>> Start

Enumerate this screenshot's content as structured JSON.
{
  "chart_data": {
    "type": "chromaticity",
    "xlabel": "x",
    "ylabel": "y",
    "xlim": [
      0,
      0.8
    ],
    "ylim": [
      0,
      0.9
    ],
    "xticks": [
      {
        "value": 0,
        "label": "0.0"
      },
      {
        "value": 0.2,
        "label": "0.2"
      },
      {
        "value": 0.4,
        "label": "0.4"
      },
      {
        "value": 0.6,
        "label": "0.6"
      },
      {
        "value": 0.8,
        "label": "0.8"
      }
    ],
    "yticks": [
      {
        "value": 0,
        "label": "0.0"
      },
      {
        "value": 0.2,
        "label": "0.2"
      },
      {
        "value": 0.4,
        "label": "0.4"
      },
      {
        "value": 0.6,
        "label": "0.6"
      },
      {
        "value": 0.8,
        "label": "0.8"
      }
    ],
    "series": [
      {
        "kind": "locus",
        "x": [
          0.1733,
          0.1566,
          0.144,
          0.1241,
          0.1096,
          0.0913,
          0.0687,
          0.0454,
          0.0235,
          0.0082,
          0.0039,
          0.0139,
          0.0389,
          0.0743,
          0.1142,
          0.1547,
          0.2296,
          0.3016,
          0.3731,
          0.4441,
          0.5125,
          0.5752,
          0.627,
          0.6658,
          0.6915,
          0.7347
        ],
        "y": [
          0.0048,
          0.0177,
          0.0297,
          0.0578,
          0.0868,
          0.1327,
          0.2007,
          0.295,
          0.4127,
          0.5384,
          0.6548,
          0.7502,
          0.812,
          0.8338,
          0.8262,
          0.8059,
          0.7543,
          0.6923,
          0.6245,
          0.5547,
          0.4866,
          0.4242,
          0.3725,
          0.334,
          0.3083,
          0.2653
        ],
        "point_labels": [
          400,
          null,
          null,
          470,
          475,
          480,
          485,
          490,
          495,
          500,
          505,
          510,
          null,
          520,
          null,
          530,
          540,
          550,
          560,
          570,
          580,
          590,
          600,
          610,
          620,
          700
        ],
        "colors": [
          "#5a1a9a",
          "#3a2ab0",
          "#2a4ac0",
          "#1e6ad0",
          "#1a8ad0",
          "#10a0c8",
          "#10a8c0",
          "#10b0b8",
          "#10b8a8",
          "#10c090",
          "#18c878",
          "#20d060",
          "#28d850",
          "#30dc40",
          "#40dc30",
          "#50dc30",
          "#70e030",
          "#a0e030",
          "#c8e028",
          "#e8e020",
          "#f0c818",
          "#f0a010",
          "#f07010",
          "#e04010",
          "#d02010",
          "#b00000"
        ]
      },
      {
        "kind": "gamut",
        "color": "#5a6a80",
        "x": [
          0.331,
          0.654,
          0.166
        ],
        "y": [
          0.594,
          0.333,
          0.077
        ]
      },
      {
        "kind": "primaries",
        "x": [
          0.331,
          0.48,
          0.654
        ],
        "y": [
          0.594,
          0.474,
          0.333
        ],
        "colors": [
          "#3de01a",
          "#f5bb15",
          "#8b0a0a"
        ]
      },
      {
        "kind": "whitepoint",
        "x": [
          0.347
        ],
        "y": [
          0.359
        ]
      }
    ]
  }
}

>> End

> **Direction**: Write out every entry above, word for word.

> **Complete output**:
Enumerate this screenshot's content as structured JSON.
{
  "chart_data": {
    "type": "chromaticity",
    "xlabel": "x",
    "ylabel": "y",
    "xlim": [
      0,
      0.8
    ],
    "ylim": [
      0,
      0.9
    ],
    "xticks": [
      {
        "value": 0,
        "label": "0.0"
      },
      {
        "value": 0.2,
        "label": "0.2"
      },
      {
        "value": 0.4,
        "label": "0.4"
      },
      {
        "value": 0.6,
        "label": "0.6"
      },
      {
        "value": 0.8,
        "label": "0.8"
      }
    ],
    "yticks": [
      {
        "value": 0,
        "label": "0.0"
      },
      {
        "value": 0.2,
        "label": "0.2"
      },
      {
        "value": 0.4,
        "label": "0.4"
      },
      {
        "value": 0.6,
        "label": "0.6"
      },
      {
        "value": 0.8,
        "label": "0.8"
      }
    ],
    "series": [
      {
        "kind": "locus",
        "x": [
          0.1733,
          0.1566,
          0.144,
          0.1241,
          0.1096,
          0.0913,
          0.0687,
          0.0454,
          0.0235,
          0.0082,
          0.0039,
          0.0139,
          0.0389,
          0.0743,
          0.1142,
          0.1547,
          0.2296,
          0.3016,
          0.3731,
          0.4441,
          0.5125,
          0.5752,
          0.627,
          0.6658,
          0.6915,
          0.7347
        ],
        "y": [
          0.0048,
          0.0177,
          0.0297,
          0.0578,
          0.0868,
          0.1327,
          0.2007,
          0.295,
          0.4127,
          0.5384,
          0.6548,
          0.7502,
          0.812,
          0.8338,
          0.8262,
          0.8059,
          0.7543,
          0.6923,
          0.6245,
          0.5547,
          0.4866,
          0.4242,
          0.3725,
          0.334,
          0.3083,
          0.2653
        ],
        "point_labels": [
          400,
          null,
          null,
          470,
          475,
          480,
          485,
          490,
          495,
          500,
          505,
          510,
          null,
          520,
          null,
          530,
          540,
          550,
          560,
          570,
          580,
          590,
          600,
          610,
          620,
          700
        ],
        "colors": [
          "#5a1a9a",
          "#3a2ab0",
          "#2a4ac0",
          "#1e6ad0",
          "#1a8ad0",
          "#10a0c8",
          "#10a8c0",
          "#10b0b8",
          "#10b8a8",
          "#10c090",
          "#18c878",
          "#20d060",
          "#28d850",
          "#30dc40",
          "#40dc30",
          "#50dc30",
          "#70e030",
          "#a0e030",
          "#c8e028",
          "#e8e020",
          "#f0c818",
          "#f0a010",
          "#f07010",
          "#e04010",
          "#d02010",
          "#b00000"
        ]
      },
      {
        "kind": "gamut",
        "color": "#5a6a80",
        "x": [
          0.331,
          0.654,
          0.166
        ],
        "y": [
          0.594,
          0.333,
          0.077
        ]
      },
      {
        "kind": "primaries",
        "x": [
          0.331,
          0.48,
          0.654
        ],
        "y": [
          0.594,
          0.474,
          0.333
        ],
        "colors": [
          "#3de01a",
          "#f5bb15",
          "#8b0a0a"
        ]
      },
      {
        "kind": "whitepoint",
        "x": [
          0.347
        ],
        "y": [
          0.359
        ]
      }
    ]
  }
}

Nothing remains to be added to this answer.